Task to complete - Separate out the lines that hold "phone".

---------------

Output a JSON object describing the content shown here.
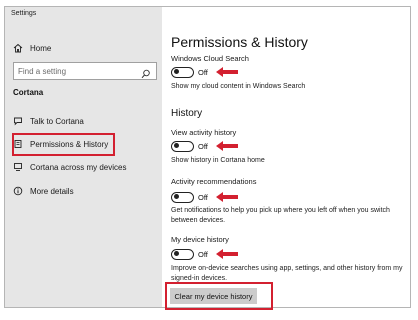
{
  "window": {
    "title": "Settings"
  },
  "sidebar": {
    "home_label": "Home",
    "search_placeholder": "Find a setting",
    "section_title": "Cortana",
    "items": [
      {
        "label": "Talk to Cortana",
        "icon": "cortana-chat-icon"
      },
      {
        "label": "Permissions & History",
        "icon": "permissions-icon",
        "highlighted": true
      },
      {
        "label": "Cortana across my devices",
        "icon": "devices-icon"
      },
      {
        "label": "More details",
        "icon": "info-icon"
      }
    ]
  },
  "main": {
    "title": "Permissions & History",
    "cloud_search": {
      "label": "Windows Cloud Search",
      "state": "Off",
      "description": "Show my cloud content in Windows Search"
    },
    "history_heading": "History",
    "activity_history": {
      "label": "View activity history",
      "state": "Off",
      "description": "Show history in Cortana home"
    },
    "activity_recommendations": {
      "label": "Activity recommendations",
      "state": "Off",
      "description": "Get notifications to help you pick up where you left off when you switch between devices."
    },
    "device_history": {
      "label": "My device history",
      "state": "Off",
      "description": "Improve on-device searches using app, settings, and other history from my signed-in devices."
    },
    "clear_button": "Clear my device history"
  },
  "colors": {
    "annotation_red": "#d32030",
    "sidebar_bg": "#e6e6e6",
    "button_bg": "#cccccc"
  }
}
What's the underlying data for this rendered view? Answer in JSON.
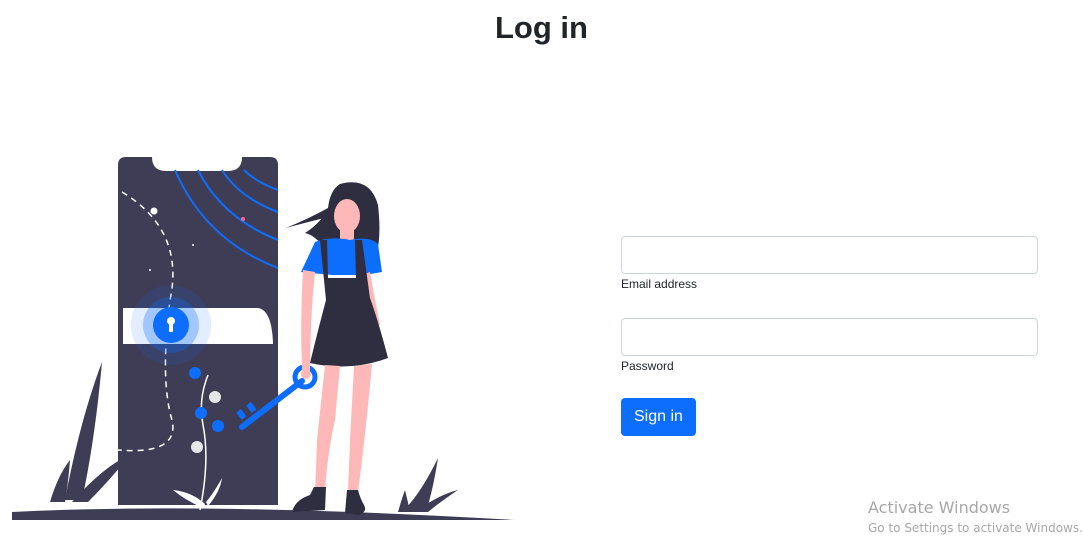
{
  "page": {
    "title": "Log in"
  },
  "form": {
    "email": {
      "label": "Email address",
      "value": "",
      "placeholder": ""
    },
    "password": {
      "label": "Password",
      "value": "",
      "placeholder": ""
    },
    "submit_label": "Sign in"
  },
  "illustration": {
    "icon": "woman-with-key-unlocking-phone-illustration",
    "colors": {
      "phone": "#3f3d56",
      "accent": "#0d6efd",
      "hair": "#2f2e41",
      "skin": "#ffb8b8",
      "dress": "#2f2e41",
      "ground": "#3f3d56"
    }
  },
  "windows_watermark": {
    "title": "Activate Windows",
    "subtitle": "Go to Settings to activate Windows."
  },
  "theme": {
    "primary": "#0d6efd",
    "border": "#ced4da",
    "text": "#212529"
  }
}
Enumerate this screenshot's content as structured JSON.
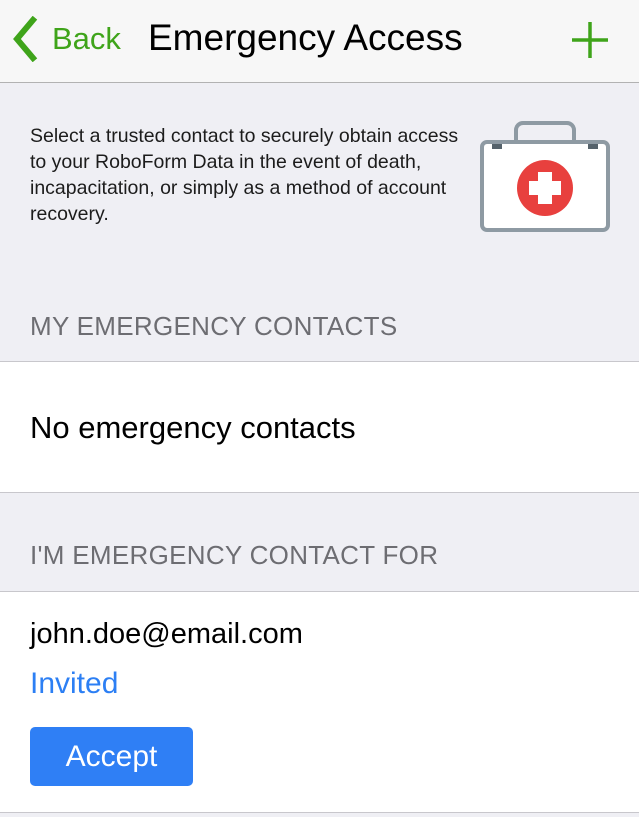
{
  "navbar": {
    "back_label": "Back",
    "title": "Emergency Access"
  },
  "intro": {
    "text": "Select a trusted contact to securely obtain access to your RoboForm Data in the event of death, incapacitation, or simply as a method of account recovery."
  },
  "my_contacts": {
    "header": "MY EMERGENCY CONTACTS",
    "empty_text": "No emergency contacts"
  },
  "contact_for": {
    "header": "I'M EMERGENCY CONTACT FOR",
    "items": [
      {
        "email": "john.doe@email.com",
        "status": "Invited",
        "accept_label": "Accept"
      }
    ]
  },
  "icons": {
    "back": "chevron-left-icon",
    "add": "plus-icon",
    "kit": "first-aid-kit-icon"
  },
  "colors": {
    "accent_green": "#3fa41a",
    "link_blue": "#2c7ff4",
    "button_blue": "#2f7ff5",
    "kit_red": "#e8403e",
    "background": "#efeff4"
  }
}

---------------

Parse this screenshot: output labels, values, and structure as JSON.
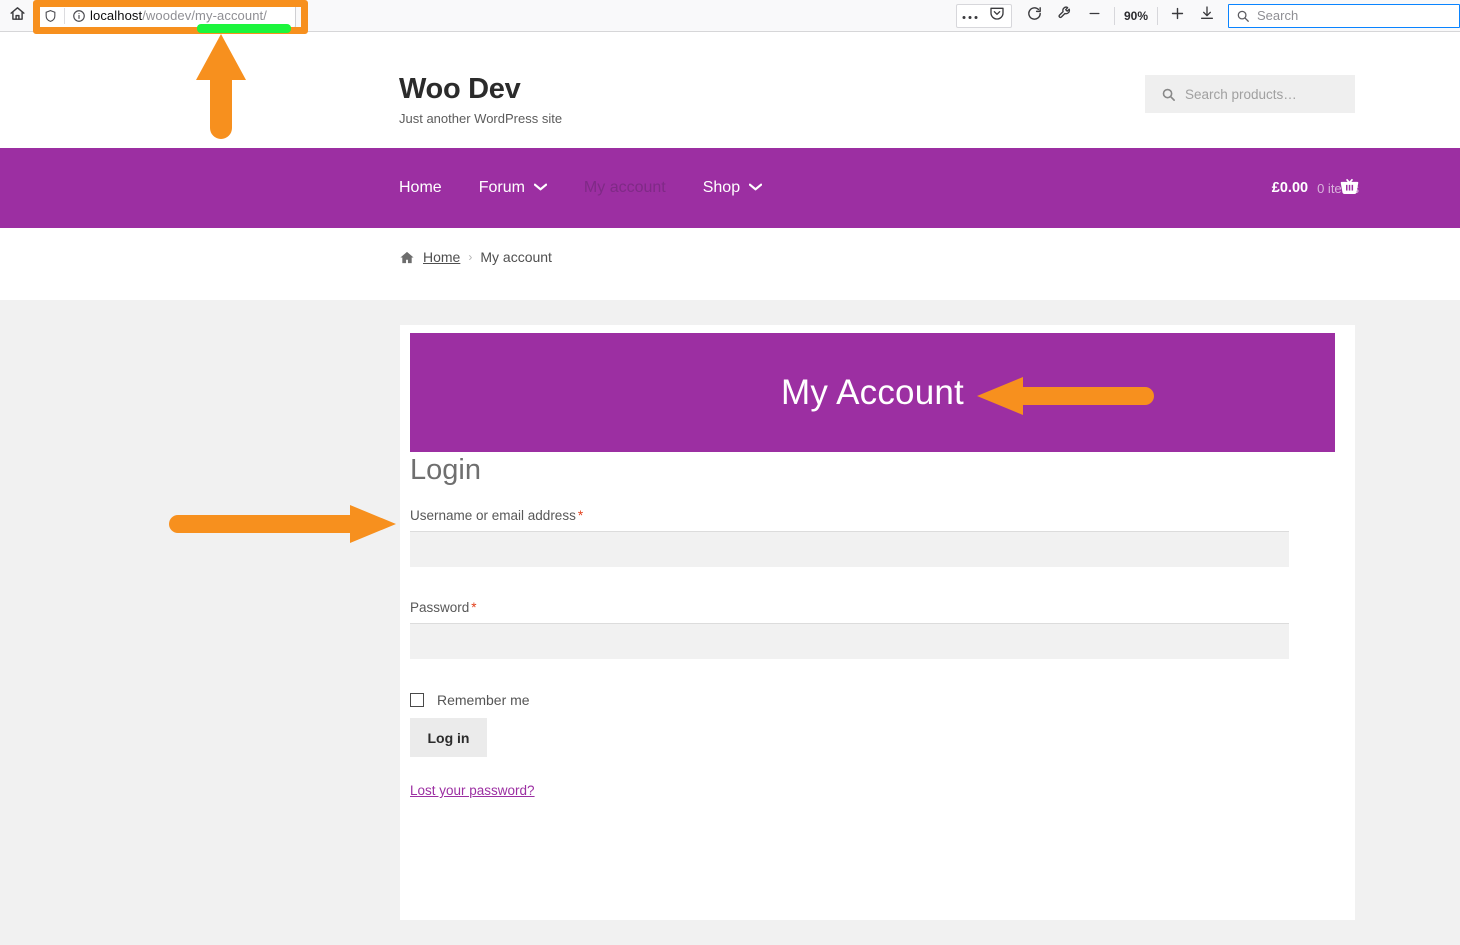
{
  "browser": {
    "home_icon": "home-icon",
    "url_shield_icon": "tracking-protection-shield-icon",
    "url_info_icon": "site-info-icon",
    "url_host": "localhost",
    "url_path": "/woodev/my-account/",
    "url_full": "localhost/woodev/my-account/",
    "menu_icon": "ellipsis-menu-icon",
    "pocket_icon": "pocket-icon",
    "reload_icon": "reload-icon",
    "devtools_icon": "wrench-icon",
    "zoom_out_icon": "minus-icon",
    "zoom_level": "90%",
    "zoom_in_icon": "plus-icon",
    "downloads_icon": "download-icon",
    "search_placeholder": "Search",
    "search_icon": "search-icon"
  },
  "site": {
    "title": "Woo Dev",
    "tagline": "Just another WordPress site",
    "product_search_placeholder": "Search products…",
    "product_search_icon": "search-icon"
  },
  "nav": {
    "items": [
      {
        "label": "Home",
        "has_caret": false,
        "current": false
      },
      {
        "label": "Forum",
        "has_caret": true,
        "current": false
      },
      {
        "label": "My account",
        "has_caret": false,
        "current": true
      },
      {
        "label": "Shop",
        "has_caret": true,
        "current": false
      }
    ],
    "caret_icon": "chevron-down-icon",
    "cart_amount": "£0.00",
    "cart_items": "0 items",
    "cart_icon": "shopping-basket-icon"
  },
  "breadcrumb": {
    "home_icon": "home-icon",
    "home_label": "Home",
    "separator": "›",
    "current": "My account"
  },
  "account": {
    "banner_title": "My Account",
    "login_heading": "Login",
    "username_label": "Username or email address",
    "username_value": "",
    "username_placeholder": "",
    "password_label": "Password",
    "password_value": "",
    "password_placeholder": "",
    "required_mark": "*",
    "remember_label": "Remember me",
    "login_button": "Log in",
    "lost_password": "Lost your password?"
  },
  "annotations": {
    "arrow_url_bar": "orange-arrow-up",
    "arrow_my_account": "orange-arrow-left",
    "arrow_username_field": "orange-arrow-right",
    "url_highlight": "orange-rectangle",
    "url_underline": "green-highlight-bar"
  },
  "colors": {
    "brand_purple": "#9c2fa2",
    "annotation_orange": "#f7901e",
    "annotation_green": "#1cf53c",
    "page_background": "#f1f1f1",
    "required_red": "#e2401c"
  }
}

---------------

Exercise response -
    "icon": "woman-with-key-unlocking-phone-illustration",
      "phone": "#3f3d56",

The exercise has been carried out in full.